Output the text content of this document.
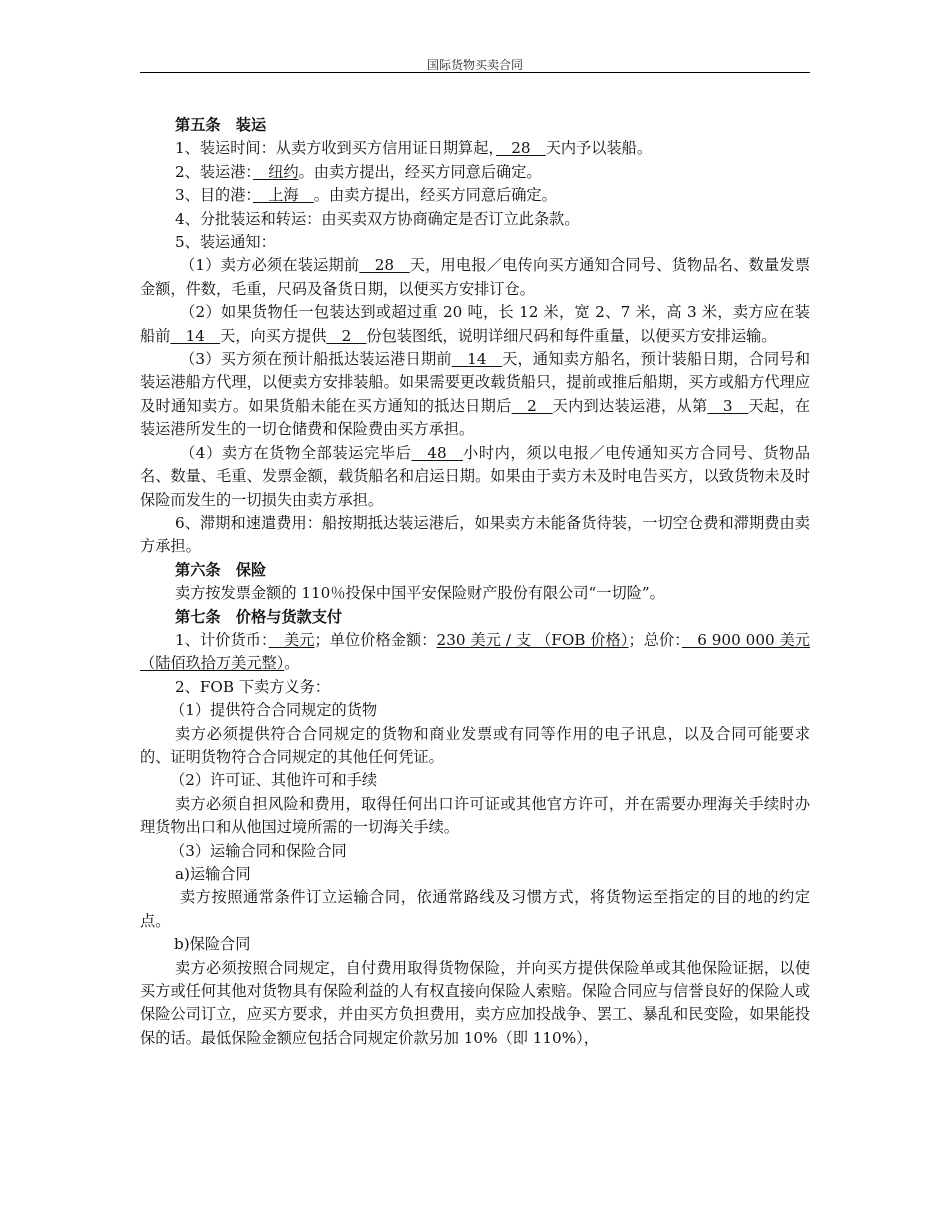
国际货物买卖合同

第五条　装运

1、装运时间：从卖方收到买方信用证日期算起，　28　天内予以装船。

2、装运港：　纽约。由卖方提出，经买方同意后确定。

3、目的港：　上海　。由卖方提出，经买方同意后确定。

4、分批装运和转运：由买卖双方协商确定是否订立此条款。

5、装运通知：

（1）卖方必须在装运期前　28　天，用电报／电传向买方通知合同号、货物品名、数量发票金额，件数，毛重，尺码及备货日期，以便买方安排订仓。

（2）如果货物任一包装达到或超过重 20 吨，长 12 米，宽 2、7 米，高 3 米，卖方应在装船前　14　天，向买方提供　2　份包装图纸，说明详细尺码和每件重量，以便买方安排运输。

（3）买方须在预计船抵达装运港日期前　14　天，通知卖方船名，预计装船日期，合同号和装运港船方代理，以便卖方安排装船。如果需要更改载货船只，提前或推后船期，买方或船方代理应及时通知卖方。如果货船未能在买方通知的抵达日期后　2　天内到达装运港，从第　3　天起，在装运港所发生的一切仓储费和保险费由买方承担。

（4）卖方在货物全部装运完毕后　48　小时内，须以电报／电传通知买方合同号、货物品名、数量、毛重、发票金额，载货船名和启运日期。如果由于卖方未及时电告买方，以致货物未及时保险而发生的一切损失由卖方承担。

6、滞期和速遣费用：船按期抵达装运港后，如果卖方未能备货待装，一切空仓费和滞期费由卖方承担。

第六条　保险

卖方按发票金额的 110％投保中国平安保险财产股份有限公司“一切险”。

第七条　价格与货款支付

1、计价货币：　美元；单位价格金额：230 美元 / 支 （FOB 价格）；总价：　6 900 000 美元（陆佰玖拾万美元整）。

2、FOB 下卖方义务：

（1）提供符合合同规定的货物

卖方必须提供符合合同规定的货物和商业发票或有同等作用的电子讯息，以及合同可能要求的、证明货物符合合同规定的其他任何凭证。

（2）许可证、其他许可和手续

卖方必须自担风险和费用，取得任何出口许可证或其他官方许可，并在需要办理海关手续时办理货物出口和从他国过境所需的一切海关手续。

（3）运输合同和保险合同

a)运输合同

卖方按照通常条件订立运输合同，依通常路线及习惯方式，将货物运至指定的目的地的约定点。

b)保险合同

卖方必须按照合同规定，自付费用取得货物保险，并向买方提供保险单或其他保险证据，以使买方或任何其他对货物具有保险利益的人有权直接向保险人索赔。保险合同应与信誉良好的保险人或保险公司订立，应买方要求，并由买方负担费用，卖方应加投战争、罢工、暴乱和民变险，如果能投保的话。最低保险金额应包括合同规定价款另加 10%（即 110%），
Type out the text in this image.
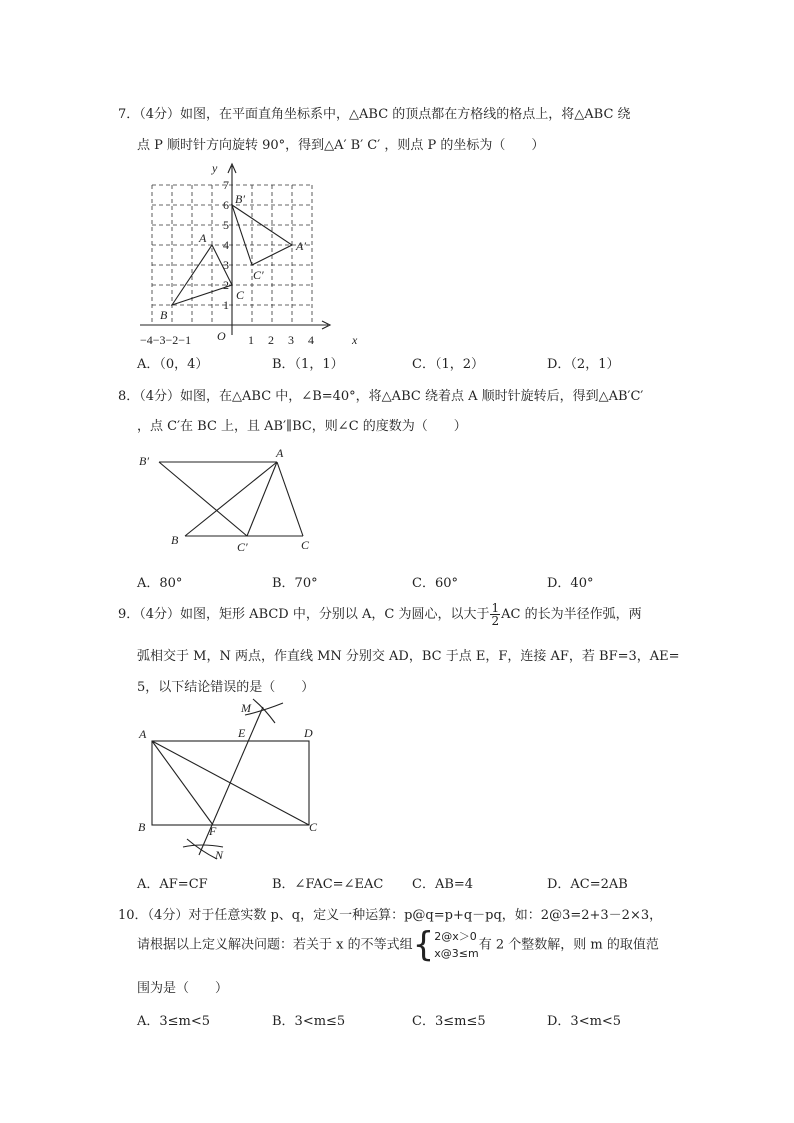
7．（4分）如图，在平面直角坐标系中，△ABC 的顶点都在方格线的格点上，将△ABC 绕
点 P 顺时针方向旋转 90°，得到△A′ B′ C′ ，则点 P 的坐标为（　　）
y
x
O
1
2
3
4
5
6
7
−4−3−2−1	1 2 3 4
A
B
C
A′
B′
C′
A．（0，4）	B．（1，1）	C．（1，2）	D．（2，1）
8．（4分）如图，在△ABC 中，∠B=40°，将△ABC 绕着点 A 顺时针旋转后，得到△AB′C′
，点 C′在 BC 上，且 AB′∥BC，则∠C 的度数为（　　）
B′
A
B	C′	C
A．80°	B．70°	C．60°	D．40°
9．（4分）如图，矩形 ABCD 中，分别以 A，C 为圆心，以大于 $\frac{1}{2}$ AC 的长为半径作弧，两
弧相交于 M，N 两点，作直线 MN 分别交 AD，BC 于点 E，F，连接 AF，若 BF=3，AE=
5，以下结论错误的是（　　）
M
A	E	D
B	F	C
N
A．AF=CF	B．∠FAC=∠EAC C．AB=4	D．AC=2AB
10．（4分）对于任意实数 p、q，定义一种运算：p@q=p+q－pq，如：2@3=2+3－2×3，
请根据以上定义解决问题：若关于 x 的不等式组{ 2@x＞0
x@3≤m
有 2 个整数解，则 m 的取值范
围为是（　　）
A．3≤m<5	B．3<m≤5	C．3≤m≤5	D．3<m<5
◆ ◆ ◆ ◆ ◆
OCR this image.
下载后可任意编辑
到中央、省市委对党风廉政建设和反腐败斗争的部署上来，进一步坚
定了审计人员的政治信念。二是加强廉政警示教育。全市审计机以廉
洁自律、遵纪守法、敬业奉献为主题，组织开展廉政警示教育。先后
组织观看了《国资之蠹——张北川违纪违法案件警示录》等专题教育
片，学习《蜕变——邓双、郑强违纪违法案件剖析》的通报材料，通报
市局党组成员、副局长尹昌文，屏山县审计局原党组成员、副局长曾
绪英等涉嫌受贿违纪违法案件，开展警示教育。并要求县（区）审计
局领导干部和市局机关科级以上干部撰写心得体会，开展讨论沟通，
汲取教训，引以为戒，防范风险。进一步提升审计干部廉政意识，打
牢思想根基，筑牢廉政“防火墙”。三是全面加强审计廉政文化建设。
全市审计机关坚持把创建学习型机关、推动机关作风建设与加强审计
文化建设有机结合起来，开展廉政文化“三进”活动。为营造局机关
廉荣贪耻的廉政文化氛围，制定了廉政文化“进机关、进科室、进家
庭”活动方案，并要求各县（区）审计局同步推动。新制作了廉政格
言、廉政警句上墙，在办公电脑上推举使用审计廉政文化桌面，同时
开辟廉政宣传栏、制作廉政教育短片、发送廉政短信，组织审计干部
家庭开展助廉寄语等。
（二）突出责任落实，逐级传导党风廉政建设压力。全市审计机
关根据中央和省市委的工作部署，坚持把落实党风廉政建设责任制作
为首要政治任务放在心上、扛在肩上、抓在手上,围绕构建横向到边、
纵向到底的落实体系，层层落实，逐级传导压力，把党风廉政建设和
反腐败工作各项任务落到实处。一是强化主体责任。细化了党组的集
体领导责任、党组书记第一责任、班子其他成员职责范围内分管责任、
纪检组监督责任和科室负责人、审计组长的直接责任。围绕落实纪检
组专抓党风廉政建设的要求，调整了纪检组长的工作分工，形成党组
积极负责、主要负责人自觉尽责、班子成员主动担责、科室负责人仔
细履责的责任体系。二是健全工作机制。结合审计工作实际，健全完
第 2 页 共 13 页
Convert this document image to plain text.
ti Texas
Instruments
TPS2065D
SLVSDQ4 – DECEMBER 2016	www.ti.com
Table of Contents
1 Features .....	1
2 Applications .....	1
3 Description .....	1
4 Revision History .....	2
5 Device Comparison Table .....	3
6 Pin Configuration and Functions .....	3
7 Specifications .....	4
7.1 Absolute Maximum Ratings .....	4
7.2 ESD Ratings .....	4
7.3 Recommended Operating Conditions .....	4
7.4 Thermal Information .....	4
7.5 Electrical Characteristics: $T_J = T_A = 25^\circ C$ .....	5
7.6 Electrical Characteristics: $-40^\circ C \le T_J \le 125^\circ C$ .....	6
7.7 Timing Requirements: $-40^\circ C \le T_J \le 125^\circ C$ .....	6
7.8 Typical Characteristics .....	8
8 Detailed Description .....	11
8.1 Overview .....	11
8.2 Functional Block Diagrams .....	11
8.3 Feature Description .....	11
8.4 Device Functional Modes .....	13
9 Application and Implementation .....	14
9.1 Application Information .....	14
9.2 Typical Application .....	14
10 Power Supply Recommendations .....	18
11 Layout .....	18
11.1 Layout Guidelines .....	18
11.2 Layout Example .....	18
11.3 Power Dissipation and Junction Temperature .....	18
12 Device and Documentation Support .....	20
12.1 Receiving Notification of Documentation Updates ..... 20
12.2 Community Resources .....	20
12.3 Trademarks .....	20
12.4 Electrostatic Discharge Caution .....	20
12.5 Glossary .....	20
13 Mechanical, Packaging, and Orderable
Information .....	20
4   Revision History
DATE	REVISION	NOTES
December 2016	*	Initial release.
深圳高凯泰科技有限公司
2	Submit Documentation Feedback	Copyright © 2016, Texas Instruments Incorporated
◆ ◆ ◆ ◆ ◆
• **CHALLENGE**:
Return every line of the preceding records in which the word "Functional" appears.

• **EXERCISE ANSWER**:
8.2 Functional Block Diagrams .....	11
8.4 Device Functional Modes .....	13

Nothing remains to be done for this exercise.